## Task requirements
In full and without alteration, give the listing again.
** BEGIN Input **
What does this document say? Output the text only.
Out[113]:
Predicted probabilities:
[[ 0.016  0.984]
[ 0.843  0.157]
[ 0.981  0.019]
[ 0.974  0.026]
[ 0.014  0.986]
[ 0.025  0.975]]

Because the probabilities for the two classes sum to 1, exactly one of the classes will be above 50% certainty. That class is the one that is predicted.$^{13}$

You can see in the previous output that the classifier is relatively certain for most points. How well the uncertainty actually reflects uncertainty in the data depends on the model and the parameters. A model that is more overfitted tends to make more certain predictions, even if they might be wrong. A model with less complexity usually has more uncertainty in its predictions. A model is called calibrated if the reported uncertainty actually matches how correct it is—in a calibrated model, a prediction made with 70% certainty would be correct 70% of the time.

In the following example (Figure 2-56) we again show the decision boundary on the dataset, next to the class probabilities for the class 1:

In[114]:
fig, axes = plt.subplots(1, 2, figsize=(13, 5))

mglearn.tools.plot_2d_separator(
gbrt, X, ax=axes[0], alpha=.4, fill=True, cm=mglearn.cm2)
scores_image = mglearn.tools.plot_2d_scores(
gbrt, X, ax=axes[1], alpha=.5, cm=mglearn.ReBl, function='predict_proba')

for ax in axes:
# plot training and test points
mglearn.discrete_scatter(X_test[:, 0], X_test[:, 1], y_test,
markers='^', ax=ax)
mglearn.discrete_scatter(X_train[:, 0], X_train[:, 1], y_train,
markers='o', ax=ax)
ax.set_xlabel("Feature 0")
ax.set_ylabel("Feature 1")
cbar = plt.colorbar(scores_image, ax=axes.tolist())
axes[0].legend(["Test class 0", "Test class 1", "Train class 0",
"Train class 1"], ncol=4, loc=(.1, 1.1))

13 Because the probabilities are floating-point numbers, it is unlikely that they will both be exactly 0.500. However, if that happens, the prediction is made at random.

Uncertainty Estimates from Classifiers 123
** END Input **
## Written solution
What does this document say? Output the text only.
Out[113]:
Predicted probabilities:
[[ 0.016  0.984]
[ 0.843  0.157]
[ 0.981  0.019]
[ 0.974  0.026]
[ 0.014  0.986]
[ 0.025  0.975]]

Because the probabilities for the two classes sum to 1, exactly one of the classes will be above 50% certainty. That class is the one that is predicted.$^{13}$

You can see in the previous output that the classifier is relatively certain for most points. How well the uncertainty actually reflects uncertainty in the data depends on the model and the parameters. A model that is more overfitted tends to make more certain predictions, even if they might be wrong. A model with less complexity usually has more uncertainty in its predictions. A model is called calibrated if the reported uncertainty actually matches how correct it is—in a calibrated model, a prediction made with 70% certainty would be correct 70% of the time.

In the following example (Figure 2-56) we again show the decision boundary on the dataset, next to the class probabilities for the class 1:

In[114]:
fig, axes = plt.subplots(1, 2, figsize=(13, 5))

mglearn.tools.plot_2d_separator(
gbrt, X, ax=axes[0], alpha=.4, fill=True, cm=mglearn.cm2)
scores_image = mglearn.tools.plot_2d_scores(
gbrt, X, ax=axes[1], alpha=.5, cm=mglearn.ReBl, function='predict_proba')

for ax in axes:
# plot training and test points
mglearn.discrete_scatter(X_test[:, 0], X_test[:, 1], y_test,
markers='^', ax=ax)
mglearn.discrete_scatter(X_train[:, 0], X_train[:, 1], y_train,
markers='o', ax=ax)
ax.set_xlabel("Feature 0")
ax.set_ylabel("Feature 1")
cbar = plt.colorbar(scores_image, ax=axes.tolist())
axes[0].legend(["Test class 0", "Test class 1", "Train class 0",
"Train class 1"], ncol=4, loc=(.1, 1.1))

13 Because the probabilities are floating-point numbers, it is unlikely that they will both be exactly 0.500. However, if that happens, the prediction is made at random.

Uncertainty Estimates from Classifiers 123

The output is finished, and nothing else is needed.